**Task**: Copy out all lines in the data below containing the string "безопасности".

**Supplied data**:

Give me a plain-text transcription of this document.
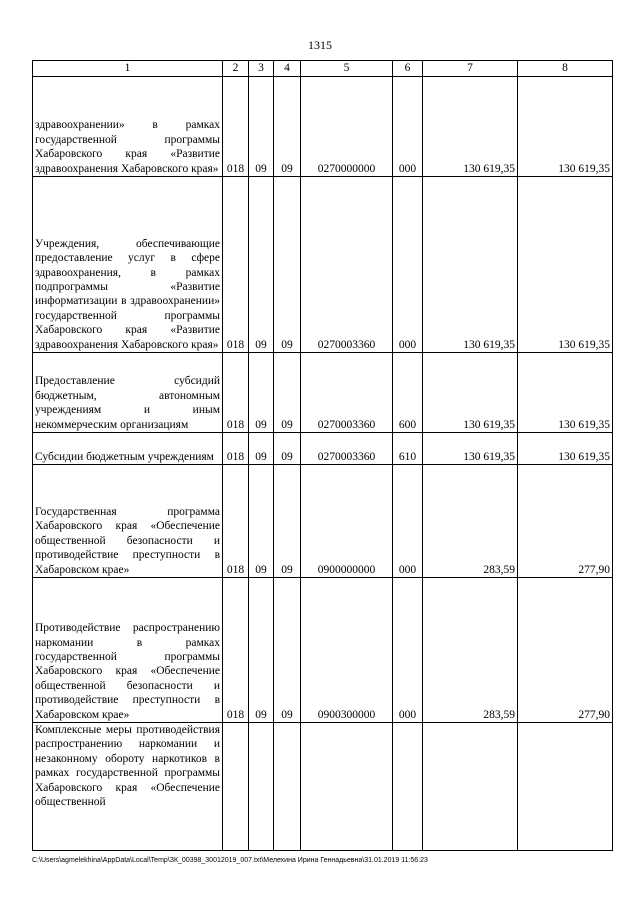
1315
1	2	3	4	5	6	7	8
здравоохранении» в рамках государственной программы Хабаровского края «Развитие здравоохранения Хабаровского края»	018	09	09	0270000000	000	130 619,35	130 619,35
Учреждения, обеспечивающие предоставление услуг в сфере здравоохранения, в рамках подпрограммы «Развитие информатизации в здравоохранении» государственной программы Хабаровского края «Развитие здравоохранения Хабаровского края»	018	09	09	0270003360	000	130 619,35	130 619,35
Предоставление субсидий бюджетным, автономным учреждениям и иным некоммерческим организациям	018	09	09	0270003360	600	130 619,35	130 619,35
Субсидии бюджетным учреждениям	018	09	09	0270003360	610	130 619,35	130 619,35
Государственная программа Хабаровского края «Обеспечение общественной безопасности и противодействие преступности в Хабаровском крае»	018	09	09	0900000000	000	283,59	277,90
Противодействие распространению наркомании в рамках государственной программы Хабаровского края «Обеспечение общественной безопасности и противодействие преступности в Хабаровском крае»	018	09	09	0900300000	000	283,59	277,90
Комплексные меры противодействия распространению наркомании и незаконному обороту наркотиков в рамках государственной программы Хабаровского края «Обеспечение общественной							
C:\Users\agmelekhina\AppData\Local\Temp\ЗК_00398_30012019_007.txt\Мелехина Ирина Геннадьевна\31.01.2019 11:56:23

**Solution**:
Государственная программа Хабаровского края «Обеспечение общественной безопасности и противодействие преступности в Хабаровском крае»	018	09	09	0900000000	000	283,59	277,90
Противодействие распространению наркомании в рамках государственной программы Хабаровского края «Обеспечение общественной безопасности и противодействие преступности в Хабаровском крае»	018	09	09	0900300000	000	283,59	277,90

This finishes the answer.